DATA EXTRACT »
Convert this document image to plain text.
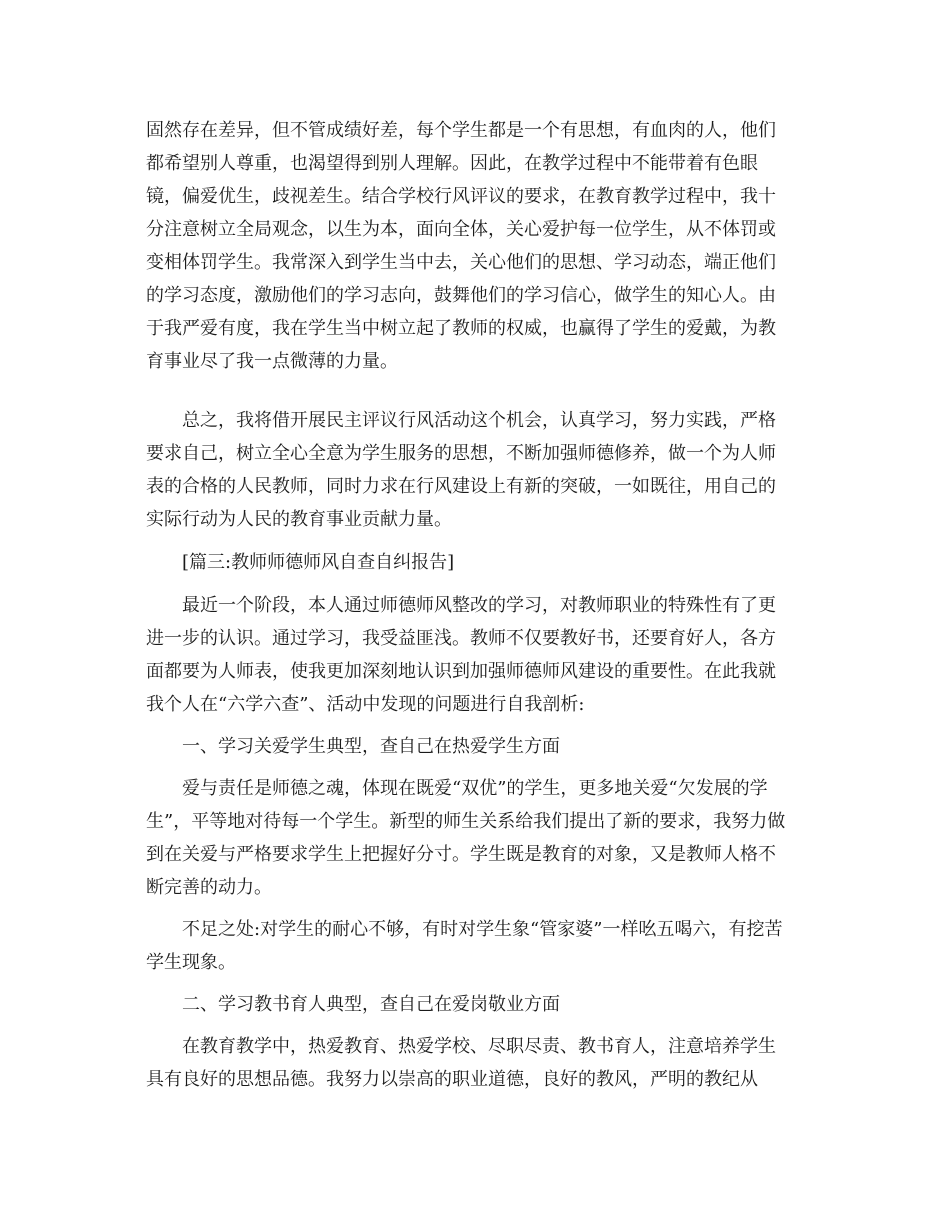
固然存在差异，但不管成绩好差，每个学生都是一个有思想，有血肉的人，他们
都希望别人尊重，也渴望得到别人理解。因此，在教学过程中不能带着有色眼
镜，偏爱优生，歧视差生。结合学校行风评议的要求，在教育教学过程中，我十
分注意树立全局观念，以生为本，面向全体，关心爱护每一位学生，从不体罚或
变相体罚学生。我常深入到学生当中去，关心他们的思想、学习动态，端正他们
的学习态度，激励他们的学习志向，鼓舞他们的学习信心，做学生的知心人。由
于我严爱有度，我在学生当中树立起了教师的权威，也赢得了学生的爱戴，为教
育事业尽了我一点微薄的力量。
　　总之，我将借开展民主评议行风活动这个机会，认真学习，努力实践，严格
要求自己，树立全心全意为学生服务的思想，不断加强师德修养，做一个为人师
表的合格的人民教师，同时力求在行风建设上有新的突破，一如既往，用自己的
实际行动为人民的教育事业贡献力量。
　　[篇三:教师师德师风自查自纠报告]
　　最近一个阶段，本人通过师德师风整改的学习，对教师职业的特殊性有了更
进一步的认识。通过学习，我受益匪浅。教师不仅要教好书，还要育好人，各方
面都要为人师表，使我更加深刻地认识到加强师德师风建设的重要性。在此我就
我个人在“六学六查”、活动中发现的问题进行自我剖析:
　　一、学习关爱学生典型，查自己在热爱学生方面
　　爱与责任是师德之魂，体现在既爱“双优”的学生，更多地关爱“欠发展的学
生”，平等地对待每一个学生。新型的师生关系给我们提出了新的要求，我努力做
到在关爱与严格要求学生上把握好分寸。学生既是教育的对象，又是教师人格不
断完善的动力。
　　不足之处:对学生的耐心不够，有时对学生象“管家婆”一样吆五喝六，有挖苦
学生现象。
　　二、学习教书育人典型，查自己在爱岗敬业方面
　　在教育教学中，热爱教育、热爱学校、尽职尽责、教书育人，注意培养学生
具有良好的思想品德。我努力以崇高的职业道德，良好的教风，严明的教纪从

* * *

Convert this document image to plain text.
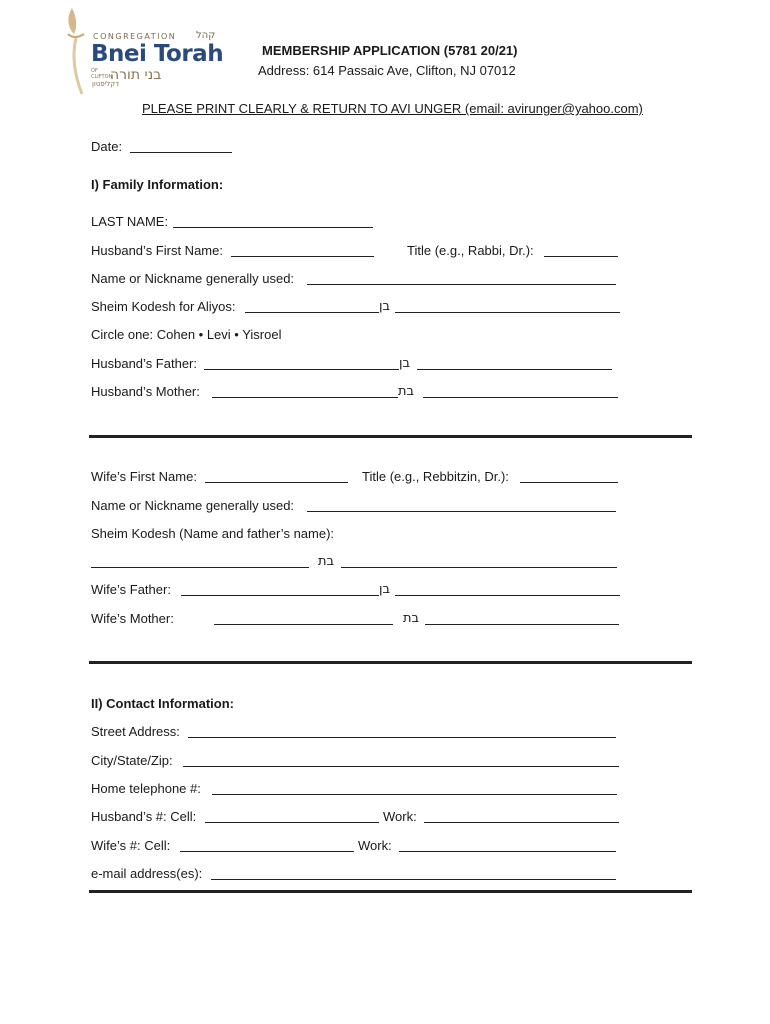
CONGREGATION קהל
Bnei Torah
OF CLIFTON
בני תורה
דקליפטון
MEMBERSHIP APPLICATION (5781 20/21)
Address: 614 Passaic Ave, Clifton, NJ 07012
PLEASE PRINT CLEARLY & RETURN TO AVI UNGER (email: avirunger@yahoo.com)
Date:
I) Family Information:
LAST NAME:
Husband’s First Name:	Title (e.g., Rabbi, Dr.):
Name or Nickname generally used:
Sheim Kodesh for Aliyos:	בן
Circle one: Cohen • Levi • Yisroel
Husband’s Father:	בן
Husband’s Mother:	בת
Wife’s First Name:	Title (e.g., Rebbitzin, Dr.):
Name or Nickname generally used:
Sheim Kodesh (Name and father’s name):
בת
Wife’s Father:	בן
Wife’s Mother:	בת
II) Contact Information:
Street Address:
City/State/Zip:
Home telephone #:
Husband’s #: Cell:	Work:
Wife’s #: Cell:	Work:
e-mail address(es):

--

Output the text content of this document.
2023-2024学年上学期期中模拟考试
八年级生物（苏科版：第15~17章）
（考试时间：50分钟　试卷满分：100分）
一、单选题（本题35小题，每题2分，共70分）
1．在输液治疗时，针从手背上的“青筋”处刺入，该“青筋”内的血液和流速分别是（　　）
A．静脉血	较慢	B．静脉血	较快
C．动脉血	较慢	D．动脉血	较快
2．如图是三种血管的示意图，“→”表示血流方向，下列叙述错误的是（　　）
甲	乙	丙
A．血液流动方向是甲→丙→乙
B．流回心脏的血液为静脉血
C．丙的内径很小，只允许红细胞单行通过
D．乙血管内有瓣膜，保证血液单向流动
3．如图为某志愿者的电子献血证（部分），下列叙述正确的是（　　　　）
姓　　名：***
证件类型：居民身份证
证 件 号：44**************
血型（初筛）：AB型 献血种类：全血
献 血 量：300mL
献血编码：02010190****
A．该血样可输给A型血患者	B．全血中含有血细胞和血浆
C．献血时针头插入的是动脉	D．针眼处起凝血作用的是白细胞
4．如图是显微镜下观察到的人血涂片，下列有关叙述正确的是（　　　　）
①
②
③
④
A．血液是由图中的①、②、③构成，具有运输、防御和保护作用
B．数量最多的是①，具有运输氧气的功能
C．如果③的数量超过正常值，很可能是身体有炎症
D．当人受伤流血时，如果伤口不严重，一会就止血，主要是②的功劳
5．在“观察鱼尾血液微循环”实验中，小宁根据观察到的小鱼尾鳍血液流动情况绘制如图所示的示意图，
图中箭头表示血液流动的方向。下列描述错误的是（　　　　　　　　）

EXERCISE BRIEF »
Look through the material above and pick out each line holding the word "First".

FULL SOLUTION »
Husband’s First Name:	Title (e.g., Rabbi, Dr.):
Wife’s First Name:	Title (e.g., Rebbitzin, Dr.):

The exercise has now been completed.